Short exercise: Every line that includes the word "prefix" is to be listed.

Listed records:

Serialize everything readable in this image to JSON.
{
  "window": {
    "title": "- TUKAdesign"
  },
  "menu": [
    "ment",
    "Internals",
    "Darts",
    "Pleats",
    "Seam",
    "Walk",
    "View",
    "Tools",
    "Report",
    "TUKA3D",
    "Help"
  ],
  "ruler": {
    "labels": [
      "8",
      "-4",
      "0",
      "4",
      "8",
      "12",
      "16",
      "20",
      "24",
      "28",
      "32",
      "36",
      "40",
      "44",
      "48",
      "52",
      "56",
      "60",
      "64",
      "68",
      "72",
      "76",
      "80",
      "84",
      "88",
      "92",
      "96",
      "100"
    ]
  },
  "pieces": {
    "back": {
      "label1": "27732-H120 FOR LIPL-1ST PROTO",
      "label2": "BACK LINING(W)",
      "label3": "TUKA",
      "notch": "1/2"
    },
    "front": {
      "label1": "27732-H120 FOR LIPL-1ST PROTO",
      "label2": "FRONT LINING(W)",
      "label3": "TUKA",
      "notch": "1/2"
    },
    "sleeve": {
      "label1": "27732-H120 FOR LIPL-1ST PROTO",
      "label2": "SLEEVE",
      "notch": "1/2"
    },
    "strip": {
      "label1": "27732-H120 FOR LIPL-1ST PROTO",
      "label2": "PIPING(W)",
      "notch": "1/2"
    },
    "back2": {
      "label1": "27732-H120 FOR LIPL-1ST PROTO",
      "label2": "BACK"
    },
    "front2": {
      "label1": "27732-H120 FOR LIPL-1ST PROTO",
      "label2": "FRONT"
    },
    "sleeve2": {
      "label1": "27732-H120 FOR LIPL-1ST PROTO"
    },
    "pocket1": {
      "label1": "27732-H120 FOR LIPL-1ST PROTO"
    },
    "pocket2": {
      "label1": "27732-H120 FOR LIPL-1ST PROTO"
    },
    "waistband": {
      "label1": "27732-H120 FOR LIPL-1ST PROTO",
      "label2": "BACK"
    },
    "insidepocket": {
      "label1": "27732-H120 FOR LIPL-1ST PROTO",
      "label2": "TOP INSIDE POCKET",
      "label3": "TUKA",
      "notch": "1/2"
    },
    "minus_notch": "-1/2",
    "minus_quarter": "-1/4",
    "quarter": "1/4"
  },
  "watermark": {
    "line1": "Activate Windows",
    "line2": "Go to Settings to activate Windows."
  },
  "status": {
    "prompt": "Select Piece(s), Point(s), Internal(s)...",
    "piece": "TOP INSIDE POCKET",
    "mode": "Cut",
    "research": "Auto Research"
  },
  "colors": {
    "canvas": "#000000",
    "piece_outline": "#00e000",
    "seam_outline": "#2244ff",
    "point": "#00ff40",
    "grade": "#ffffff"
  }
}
* * *
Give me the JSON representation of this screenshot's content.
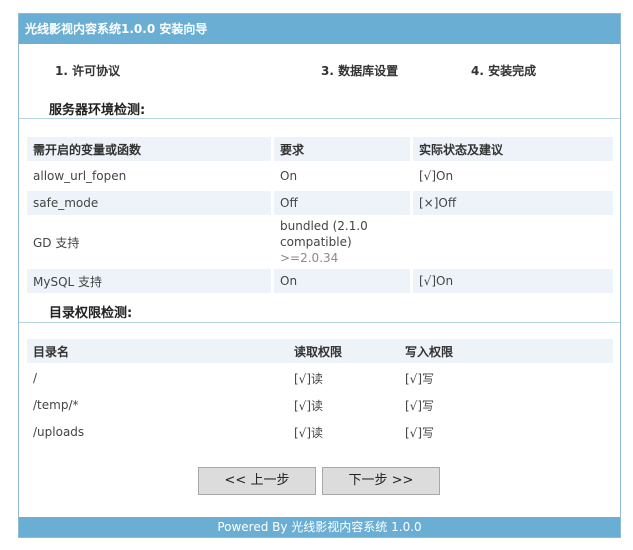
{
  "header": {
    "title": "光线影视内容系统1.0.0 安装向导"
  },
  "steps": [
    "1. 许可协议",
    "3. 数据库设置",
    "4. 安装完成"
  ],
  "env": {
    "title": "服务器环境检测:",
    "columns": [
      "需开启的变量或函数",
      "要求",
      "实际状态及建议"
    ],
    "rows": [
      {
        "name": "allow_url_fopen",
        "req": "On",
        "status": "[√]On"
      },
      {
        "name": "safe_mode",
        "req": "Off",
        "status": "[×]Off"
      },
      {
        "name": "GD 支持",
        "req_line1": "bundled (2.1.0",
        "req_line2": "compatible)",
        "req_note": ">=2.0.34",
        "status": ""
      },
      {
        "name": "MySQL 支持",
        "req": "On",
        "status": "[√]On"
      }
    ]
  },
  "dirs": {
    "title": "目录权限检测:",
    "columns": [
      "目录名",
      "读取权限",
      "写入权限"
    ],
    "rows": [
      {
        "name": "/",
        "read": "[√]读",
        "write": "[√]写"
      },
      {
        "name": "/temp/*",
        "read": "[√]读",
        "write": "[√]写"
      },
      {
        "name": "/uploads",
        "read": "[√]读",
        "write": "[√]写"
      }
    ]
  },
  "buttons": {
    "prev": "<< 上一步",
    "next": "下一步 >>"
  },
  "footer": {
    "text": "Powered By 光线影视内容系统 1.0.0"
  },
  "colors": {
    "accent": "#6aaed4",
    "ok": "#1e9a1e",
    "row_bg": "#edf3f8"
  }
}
...
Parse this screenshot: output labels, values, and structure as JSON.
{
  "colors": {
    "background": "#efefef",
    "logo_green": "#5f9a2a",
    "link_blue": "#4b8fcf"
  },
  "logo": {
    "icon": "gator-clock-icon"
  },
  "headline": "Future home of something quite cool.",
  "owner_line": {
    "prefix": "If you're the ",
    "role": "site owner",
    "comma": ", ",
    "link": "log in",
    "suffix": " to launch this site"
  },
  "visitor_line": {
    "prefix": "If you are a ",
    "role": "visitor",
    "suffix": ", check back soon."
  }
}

Task result:
    "prefix": "If you're the ",
    "prefix": "If you are a ",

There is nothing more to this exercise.